> Task instructions
Quote, verbatim, all material below, without pictures.

Extracted material start

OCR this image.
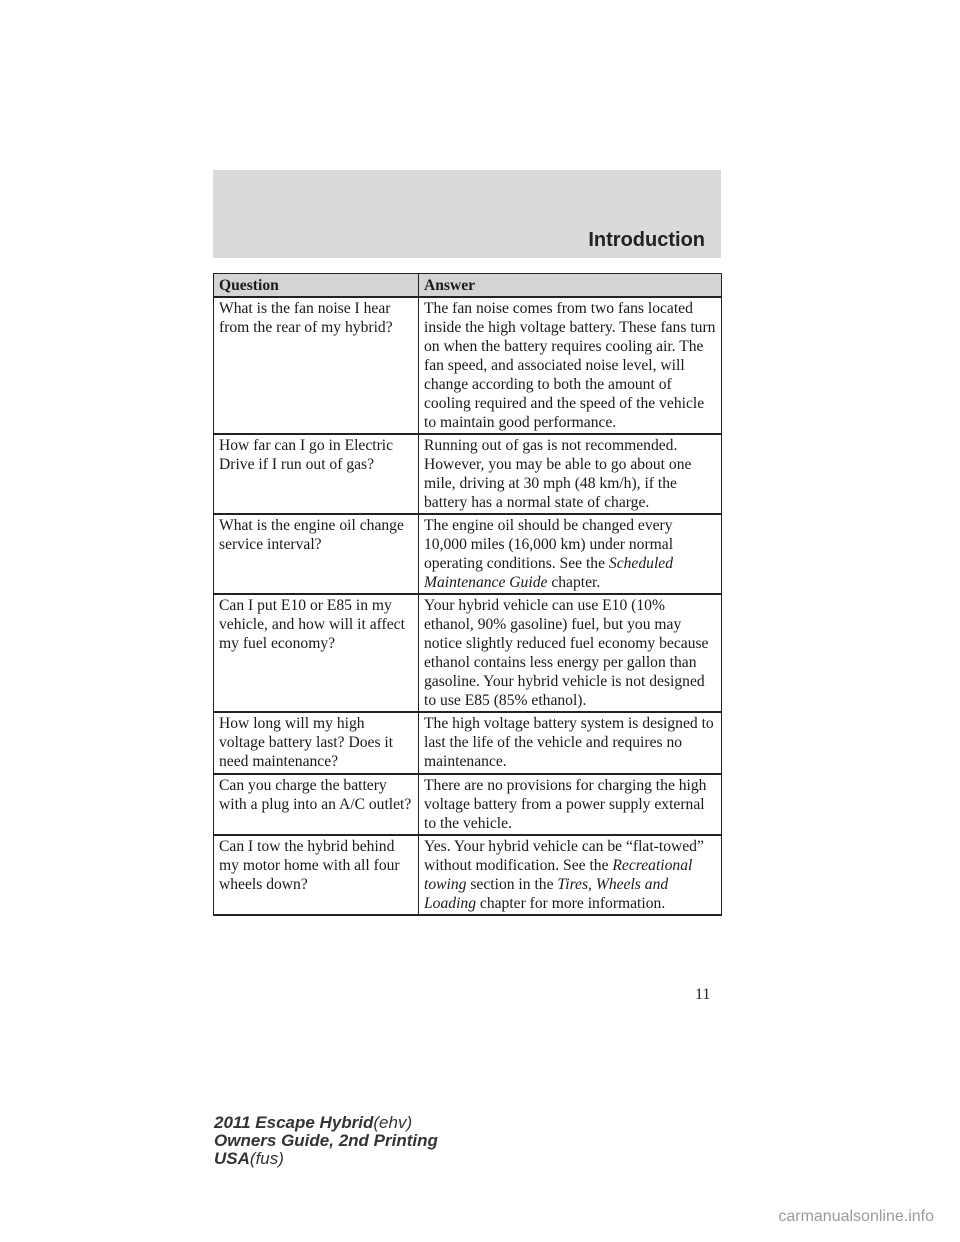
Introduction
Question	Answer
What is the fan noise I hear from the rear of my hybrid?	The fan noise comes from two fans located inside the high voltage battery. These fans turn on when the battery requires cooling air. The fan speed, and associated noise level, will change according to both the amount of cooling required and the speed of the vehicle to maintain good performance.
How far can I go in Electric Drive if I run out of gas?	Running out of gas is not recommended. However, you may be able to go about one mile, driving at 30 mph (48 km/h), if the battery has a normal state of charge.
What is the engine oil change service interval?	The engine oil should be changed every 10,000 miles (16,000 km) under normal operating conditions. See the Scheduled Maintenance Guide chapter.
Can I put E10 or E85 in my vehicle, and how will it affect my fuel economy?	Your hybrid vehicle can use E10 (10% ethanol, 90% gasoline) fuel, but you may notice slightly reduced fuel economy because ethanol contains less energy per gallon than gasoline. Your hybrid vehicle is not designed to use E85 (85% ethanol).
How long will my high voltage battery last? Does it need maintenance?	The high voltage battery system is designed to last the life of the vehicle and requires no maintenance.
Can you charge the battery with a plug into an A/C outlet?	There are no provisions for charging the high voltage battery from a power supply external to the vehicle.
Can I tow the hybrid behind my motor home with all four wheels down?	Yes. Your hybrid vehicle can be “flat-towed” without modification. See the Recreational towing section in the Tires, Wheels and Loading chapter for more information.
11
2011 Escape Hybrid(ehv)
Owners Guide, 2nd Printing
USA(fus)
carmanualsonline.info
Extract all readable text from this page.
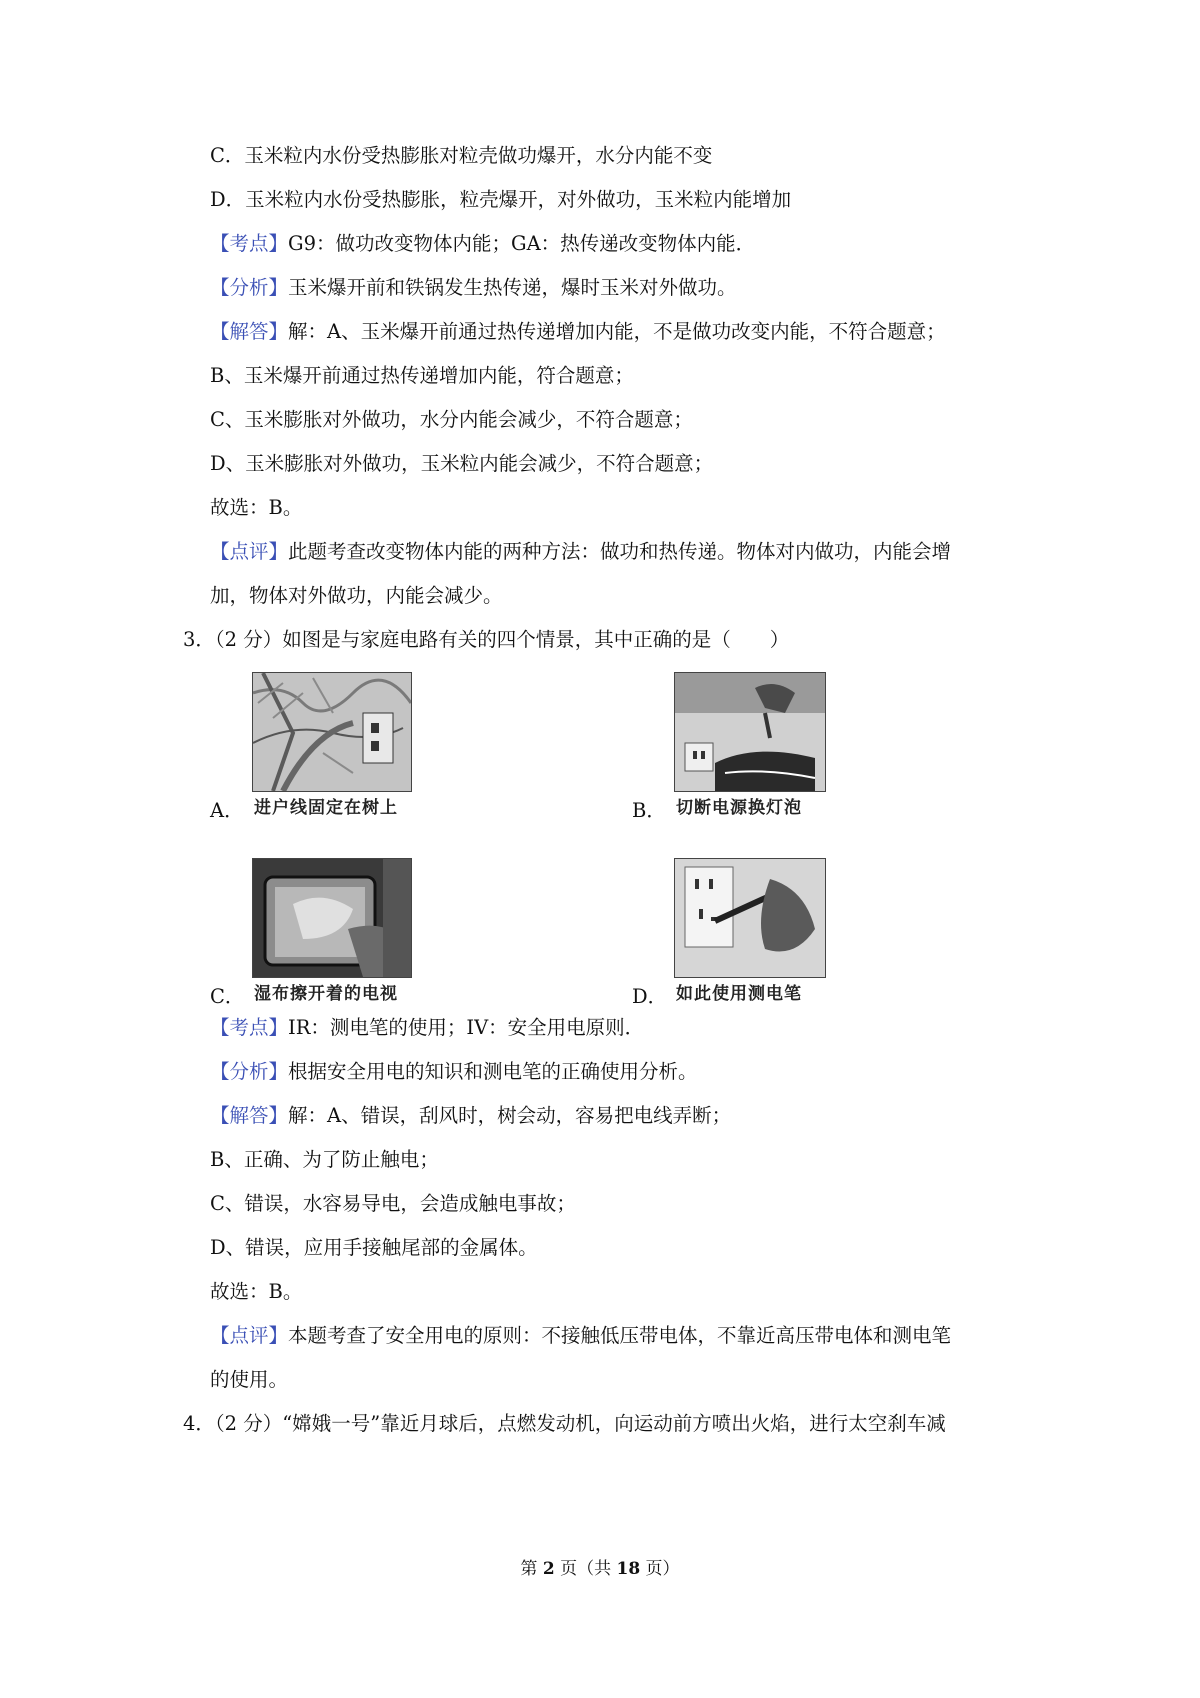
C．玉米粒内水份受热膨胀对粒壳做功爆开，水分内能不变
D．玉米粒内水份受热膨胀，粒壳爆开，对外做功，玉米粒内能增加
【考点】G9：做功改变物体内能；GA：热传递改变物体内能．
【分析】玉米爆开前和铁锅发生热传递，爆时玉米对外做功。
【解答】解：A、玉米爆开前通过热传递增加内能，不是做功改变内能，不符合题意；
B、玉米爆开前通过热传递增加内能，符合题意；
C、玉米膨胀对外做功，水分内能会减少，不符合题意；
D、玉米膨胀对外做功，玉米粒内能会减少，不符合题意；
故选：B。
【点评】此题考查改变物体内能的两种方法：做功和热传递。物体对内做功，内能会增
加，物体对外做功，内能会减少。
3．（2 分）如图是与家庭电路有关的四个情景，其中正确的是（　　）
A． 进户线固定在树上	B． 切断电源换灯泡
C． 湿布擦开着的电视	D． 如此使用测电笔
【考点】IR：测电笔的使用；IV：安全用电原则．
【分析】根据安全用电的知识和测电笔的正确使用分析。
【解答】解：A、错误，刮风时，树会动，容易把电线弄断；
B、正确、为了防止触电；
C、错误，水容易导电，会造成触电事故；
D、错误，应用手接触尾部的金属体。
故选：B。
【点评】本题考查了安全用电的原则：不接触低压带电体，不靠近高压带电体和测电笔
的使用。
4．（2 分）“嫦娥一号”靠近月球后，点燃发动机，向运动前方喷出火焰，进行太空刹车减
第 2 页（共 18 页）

Extracted material end

> Exercise solution
OCR this image.
Introduction
Question	Answer
What is the fan noise I hear from the rear of my hybrid?	The fan noise comes from two fans located inside the high voltage battery. These fans turn on when the battery requires cooling air. The fan speed, and associated noise level, will change according to both the amount of cooling required and the speed of the vehicle to maintain good performance.
How far can I go in Electric Drive if I run out of gas?	Running out of gas is not recommended. However, you may be able to go about one mile, driving at 30 mph (48 km/h), if the battery has a normal state of charge.
What is the engine oil change service interval?	The engine oil should be changed every 10,000 miles (16,000 km) under normal operating conditions. See the Scheduled Maintenance Guide chapter.
Can I put E10 or E85 in my vehicle, and how will it affect my fuel economy?	Your hybrid vehicle can use E10 (10% ethanol, 90% gasoline) fuel, but you may notice slightly reduced fuel economy because ethanol contains less energy per gallon than gasoline. Your hybrid vehicle is not designed to use E85 (85% ethanol).
How long will my high voltage battery last? Does it need maintenance?	The high voltage battery system is designed to last the life of the vehicle and requires no maintenance.
Can you charge the battery with a plug into an A/C outlet?	There are no provisions for charging the high voltage battery from a power supply external to the vehicle.
Can I tow the hybrid behind my motor home with all four wheels down?	Yes. Your hybrid vehicle can be “flat-towed” without modification. See the Recreational towing section in the Tires, Wheels and Loading chapter for more information.
11
2011 Escape Hybrid(ehv)
Owners Guide, 2nd Printing
USA(fus)
carmanualsonline.info
Extract all readable text from this page.
C．玉米粒内水份受热膨胀对粒壳做功爆开，水分内能不变
D．玉米粒内水份受热膨胀，粒壳爆开，对外做功，玉米粒内能增加
【考点】G9：做功改变物体内能；GA：热传递改变物体内能．
【分析】玉米爆开前和铁锅发生热传递，爆时玉米对外做功。
【解答】解：A、玉米爆开前通过热传递增加内能，不是做功改变内能，不符合题意；
B、玉米爆开前通过热传递增加内能，符合题意；
C、玉米膨胀对外做功，水分内能会减少，不符合题意；
D、玉米膨胀对外做功，玉米粒内能会减少，不符合题意；
故选：B。
【点评】此题考查改变物体内能的两种方法：做功和热传递。物体对内做功，内能会增
加，物体对外做功，内能会减少。
3．（2 分）如图是与家庭电路有关的四个情景，其中正确的是（　　）
A． 进户线固定在树上	B． 切断电源换灯泡
C． 湿布擦开着的电视	D． 如此使用测电笔
【考点】IR：测电笔的使用；IV：安全用电原则．
【分析】根据安全用电的知识和测电笔的正确使用分析。
【解答】解：A、错误，刮风时，树会动，容易把电线弄断；
B、正确、为了防止触电；
C、错误，水容易导电，会造成触电事故；
D、错误，应用手接触尾部的金属体。
故选：B。
【点评】本题考查了安全用电的原则：不接触低压带电体，不靠近高压带电体和测电笔
的使用。
4．（2 分）“嫦娥一号”靠近月球后，点燃发动机，向运动前方喷出火焰，进行太空刹车减
第 2 页（共 18 页）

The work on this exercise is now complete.